**WHAT IS BEING ASKED:** Write the records below out in full, character for character, with no pictures.

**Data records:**
......

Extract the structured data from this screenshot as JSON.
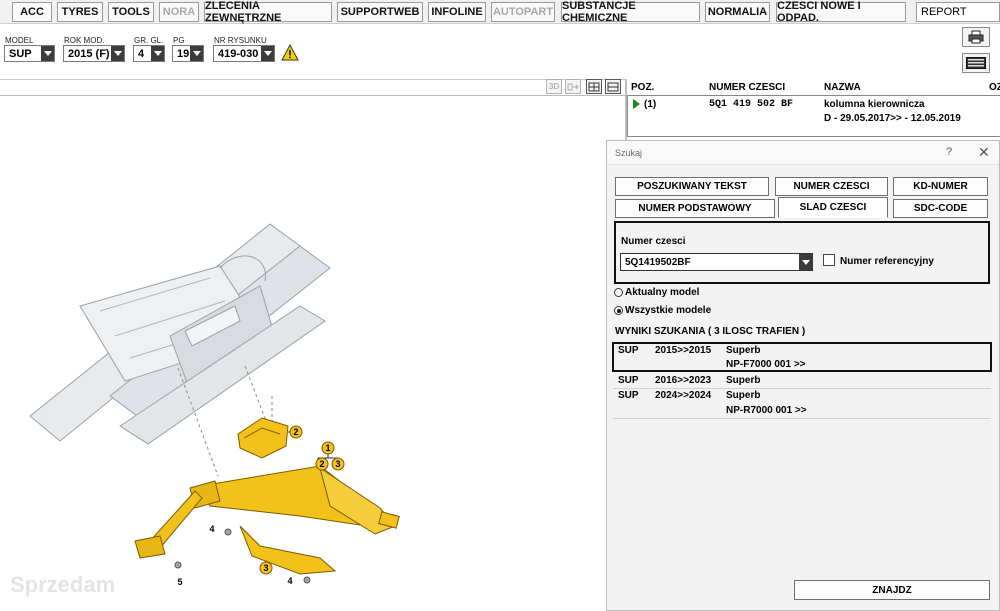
{
  "tabs": [
    {
      "label": "ACC",
      "enabled": true
    },
    {
      "label": "TYRES",
      "enabled": true
    },
    {
      "label": "TOOLS",
      "enabled": true
    },
    {
      "label": "NORA",
      "enabled": false
    },
    {
      "label": "ZLECENIA ZEWNĘTRZNE",
      "enabled": true
    },
    {
      "label": "SUPPORTWEB",
      "enabled": true
    },
    {
      "label": "INFOLINE",
      "enabled": true
    },
    {
      "label": "AUTOPART",
      "enabled": false
    },
    {
      "label": "SUBSTANCJE CHEMICZNE",
      "enabled": true
    },
    {
      "label": "NORMALIA",
      "enabled": true
    },
    {
      "label": "CZESCI NOWE I ODPAD.",
      "enabled": true
    }
  ],
  "report_select": "REPORT",
  "filters": {
    "model": {
      "label": "MODEL",
      "value": "SUP"
    },
    "year": {
      "label": "ROK MOD.",
      "value": "2015 (F)"
    },
    "main_group": {
      "label": "GR. GL.",
      "value": "4"
    },
    "sub_group": {
      "label": "PG",
      "value": "19"
    },
    "drawing_no": {
      "label": "NR RYSUNKU",
      "value": "419-030"
    }
  },
  "view_buttons": {
    "three_d": "3D"
  },
  "parts_table": {
    "headers": [
      "POZ.",
      "NUMER CZESCI",
      "NAZWA",
      "OZ"
    ],
    "rows": [
      {
        "pos": "(1)",
        "part_number": "5Q1 419 502 BF",
        "name": "kolumna kierownicza",
        "detail": "D - 29.05.2017>> - 12.05.2019"
      }
    ]
  },
  "search_dialog": {
    "title": "Szukaj",
    "help": "?",
    "close": "✕",
    "mode_buttons": [
      "POSZUKIWANY TEKST",
      "NUMER CZESCI",
      "KD-NUMER",
      "NUMER PODSTAWOWY",
      "SLAD CZESCI",
      "SDC-CODE"
    ],
    "active_mode": "SLAD CZESCI",
    "field_label": "Numer czesci",
    "field_value": "5Q1419502BF",
    "reference_checkbox": "Numer referencyjny",
    "radio_current": "Aktualny model",
    "radio_all": "Wszystkie modele",
    "selected_radio": "Wszystkie modele",
    "results_title": "WYNIKI SZUKANIA  ( 3 ILOSC TRAFIEN )",
    "results": [
      {
        "model": "SUP",
        "years": "2015>>2015",
        "name": "Superb",
        "code": "NP-F7000 001 >>"
      },
      {
        "model": "SUP",
        "years": "2016>>2023",
        "name": "Superb",
        "code": ""
      },
      {
        "model": "SUP",
        "years": "2024>>2024",
        "name": "Superb",
        "code": "NP-R7000 001 >>"
      }
    ],
    "find_button": "ZNAJDZ"
  },
  "drawing": {
    "callouts": [
      "1",
      "2",
      "3",
      "2",
      "3",
      "4",
      "4",
      "5"
    ],
    "watermark": "Sprzedam"
  },
  "colors": {
    "part_yellow": "#f2c21b",
    "accent_green": "#1a8a1a",
    "warning_yellow": "#f4d000"
  }
}
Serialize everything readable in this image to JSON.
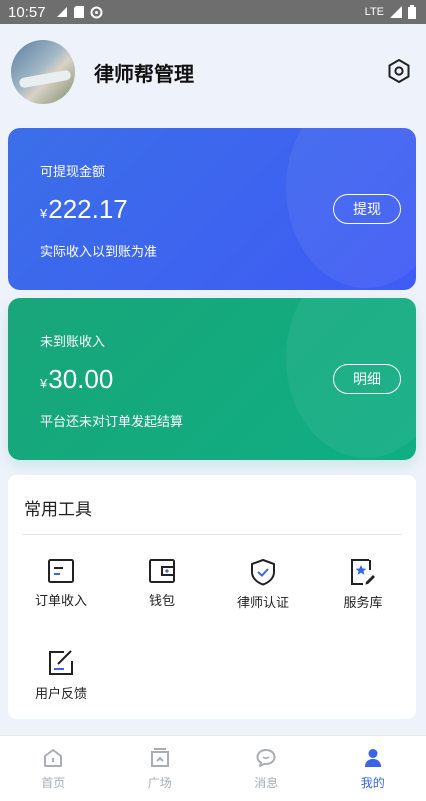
{
  "status_bar": {
    "time": "10:57",
    "network": "LTE"
  },
  "header": {
    "title": "律师帮管理"
  },
  "cards": [
    {
      "label": "可提现金额",
      "currency": "¥",
      "amount": "222.17",
      "note": "实际收入以到账为准",
      "button": "提现"
    },
    {
      "label": "未到账收入",
      "currency": "¥",
      "amount": "30.00",
      "note": "平台还未对订单发起结算",
      "button": "明细"
    }
  ],
  "tools": {
    "heading": "常用工具",
    "items": [
      {
        "label": "订单收入",
        "icon": "order-income-icon"
      },
      {
        "label": "钱包",
        "icon": "wallet-icon"
      },
      {
        "label": "律师认证",
        "icon": "certification-shield-icon"
      },
      {
        "label": "服务库",
        "icon": "service-library-icon"
      },
      {
        "label": "用户反馈",
        "icon": "feedback-icon"
      }
    ]
  },
  "tabbar": {
    "items": [
      {
        "label": "首页",
        "icon": "home-icon",
        "active": false
      },
      {
        "label": "广场",
        "icon": "square-icon",
        "active": false
      },
      {
        "label": "消息",
        "icon": "message-icon",
        "active": false
      },
      {
        "label": "我的",
        "icon": "profile-icon",
        "active": true
      }
    ]
  },
  "colors": {
    "accent": "#3a64e9",
    "blue_card": "#3f5bf5",
    "green_card": "#15a97e",
    "inactive_tab": "#a9adb5"
  }
}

......

**RESPONSE TO THIS TASK:**
Extract the structured data from this screenshot as JSON.
{
  "tabs": [
    {
      "label": "ACC",
      "enabled": true
    },
    {
      "label": "TYRES",
      "enabled": true
    },
    {
      "label": "TOOLS",
      "enabled": true
    },
    {
      "label": "NORA",
      "enabled": false
    },
    {
      "label": "ZLECENIA ZEWNĘTRZNE",
      "enabled": true
    },
    {
      "label": "SUPPORTWEB",
      "enabled": true
    },
    {
      "label": "INFOLINE",
      "enabled": true
    },
    {
      "label": "AUTOPART",
      "enabled": false
    },
    {
      "label": "SUBSTANCJE CHEMICZNE",
      "enabled": true
    },
    {
      "label": "NORMALIA",
      "enabled": true
    },
    {
      "label": "CZESCI NOWE I ODPAD.",
      "enabled": true
    }
  ],
  "report_select": "REPORT",
  "filters": {
    "model": {
      "label": "MODEL",
      "value": "SUP"
    },
    "year": {
      "label": "ROK MOD.",
      "value": "2015 (F)"
    },
    "main_group": {
      "label": "GR. GL.",
      "value": "4"
    },
    "sub_group": {
      "label": "PG",
      "value": "19"
    },
    "drawing_no": {
      "label": "NR RYSUNKU",
      "value": "419-030"
    }
  },
  "view_buttons": {
    "three_d": "3D"
  },
  "parts_table": {
    "headers": [
      "POZ.",
      "NUMER CZESCI",
      "NAZWA",
      "OZ"
    ],
    "rows": [
      {
        "pos": "(1)",
        "part_number": "5Q1 419 502 BF",
        "name": "kolumna kierownicza",
        "detail": "D - 29.05.2017>> - 12.05.2019"
      }
    ]
  },
  "search_dialog": {
    "title": "Szukaj",
    "help": "?",
    "close": "✕",
    "mode_buttons": [
      "POSZUKIWANY TEKST",
      "NUMER CZESCI",
      "KD-NUMER",
      "NUMER PODSTAWOWY",
      "SLAD CZESCI",
      "SDC-CODE"
    ],
    "active_mode": "SLAD CZESCI",
    "field_label": "Numer czesci",
    "field_value": "5Q1419502BF",
    "reference_checkbox": "Numer referencyjny",
    "radio_current": "Aktualny model",
    "radio_all": "Wszystkie modele",
    "selected_radio": "Wszystkie modele",
    "results_title": "WYNIKI SZUKANIA  ( 3 ILOSC TRAFIEN )",
    "results": [
      {
        "model": "SUP",
        "years": "2015>>2015",
        "name": "Superb",
        "code": "NP-F7000 001 >>"
      },
      {
        "model": "SUP",
        "years": "2016>>2023",
        "name": "Superb",
        "code": ""
      },
      {
        "model": "SUP",
        "years": "2024>>2024",
        "name": "Superb",
        "code": "NP-R7000 001 >>"
      }
    ],
    "find_button": "ZNAJDZ"
  },
  "drawing": {
    "callouts": [
      "1",
      "2",
      "3",
      "2",
      "3",
      "4",
      "4",
      "5"
    ],
    "watermark": "Sprzedam"
  },
  "colors": {
    "part_yellow": "#f2c21b",
    "accent_green": "#1a8a1a",
    "warning_yellow": "#f4d000"
  }
}
Serialize everything readable in this image to JSON.
{
  "status_bar": {
    "time": "10:57",
    "network": "LTE"
  },
  "header": {
    "title": "律师帮管理"
  },
  "cards": [
    {
      "label": "可提现金额",
      "currency": "¥",
      "amount": "222.17",
      "note": "实际收入以到账为准",
      "button": "提现"
    },
    {
      "label": "未到账收入",
      "currency": "¥",
      "amount": "30.00",
      "note": "平台还未对订单发起结算",
      "button": "明细"
    }
  ],
  "tools": {
    "heading": "常用工具",
    "items": [
      {
        "label": "订单收入",
        "icon": "order-income-icon"
      },
      {
        "label": "钱包",
        "icon": "wallet-icon"
      },
      {
        "label": "律师认证",
        "icon": "certification-shield-icon"
      },
      {
        "label": "服务库",
        "icon": "service-library-icon"
      },
      {
        "label": "用户反馈",
        "icon": "feedback-icon"
      }
    ]
  },
  "tabbar": {
    "items": [
      {
        "label": "首页",
        "icon": "home-icon",
        "active": false
      },
      {
        "label": "广场",
        "icon": "square-icon",
        "active": false
      },
      {
        "label": "消息",
        "icon": "message-icon",
        "active": false
      },
      {
        "label": "我的",
        "icon": "profile-icon",
        "active": true
      }
    ]
  },
  "colors": {
    "accent": "#3a64e9",
    "blue_card": "#3f5bf5",
    "green_card": "#15a97e",
    "inactive_tab": "#a9adb5"
  }
}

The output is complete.